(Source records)
··········

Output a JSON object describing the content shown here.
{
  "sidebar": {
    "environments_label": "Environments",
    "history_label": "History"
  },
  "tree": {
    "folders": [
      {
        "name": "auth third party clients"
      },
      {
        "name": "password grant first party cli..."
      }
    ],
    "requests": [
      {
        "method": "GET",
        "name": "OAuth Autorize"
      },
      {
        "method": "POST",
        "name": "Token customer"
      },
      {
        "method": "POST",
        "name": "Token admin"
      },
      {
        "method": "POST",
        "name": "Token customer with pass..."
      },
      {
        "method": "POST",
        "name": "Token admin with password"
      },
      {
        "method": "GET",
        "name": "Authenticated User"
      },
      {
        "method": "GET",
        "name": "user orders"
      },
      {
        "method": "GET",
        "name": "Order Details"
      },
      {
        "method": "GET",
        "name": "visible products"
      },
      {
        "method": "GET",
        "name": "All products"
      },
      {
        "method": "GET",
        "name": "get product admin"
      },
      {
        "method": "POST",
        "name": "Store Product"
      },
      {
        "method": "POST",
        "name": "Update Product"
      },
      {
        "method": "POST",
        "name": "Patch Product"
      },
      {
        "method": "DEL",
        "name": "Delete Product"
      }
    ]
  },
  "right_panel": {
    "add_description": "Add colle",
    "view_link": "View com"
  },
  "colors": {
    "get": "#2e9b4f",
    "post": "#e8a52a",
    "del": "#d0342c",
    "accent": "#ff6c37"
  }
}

··········

Every line of the records above needs to be given again exactly.

Output a JSON object describing the content shown here.
{
  "sidebar": {
    "environments_label": "Environments",
    "history_label": "History"
  },
  "tree": {
    "folders": [
      {
        "name": "auth third party clients"
      },
      {
        "name": "password grant first party cli..."
      }
    ],
    "requests": [
      {
        "method": "GET",
        "name": "OAuth Autorize"
      },
      {
        "method": "POST",
        "name": "Token customer"
      },
      {
        "method": "POST",
        "name": "Token admin"
      },
      {
        "method": "POST",
        "name": "Token customer with pass..."
      },
      {
        "method": "POST",
        "name": "Token admin with password"
      },
      {
        "method": "GET",
        "name": "Authenticated User"
      },
      {
        "method": "GET",
        "name": "user orders"
      },
      {
        "method": "GET",
        "name": "Order Details"
      },
      {
        "method": "GET",
        "name": "visible products"
      },
      {
        "method": "GET",
        "name": "All products"
      },
      {
        "method": "GET",
        "name": "get product admin"
      },
      {
        "method": "POST",
        "name": "Store Product"
      },
      {
        "method": "POST",
        "name": "Update Product"
      },
      {
        "method": "POST",
        "name": "Patch Product"
      },
      {
        "method": "DEL",
        "name": "Delete Product"
      }
    ]
  },
  "right_panel": {
    "add_description": "Add colle",
    "view_link": "View com"
  },
  "colors": {
    "get": "#2e9b4f",
    "post": "#e8a52a",
    "del": "#d0342c",
    "accent": "#ff6c37"
  }
}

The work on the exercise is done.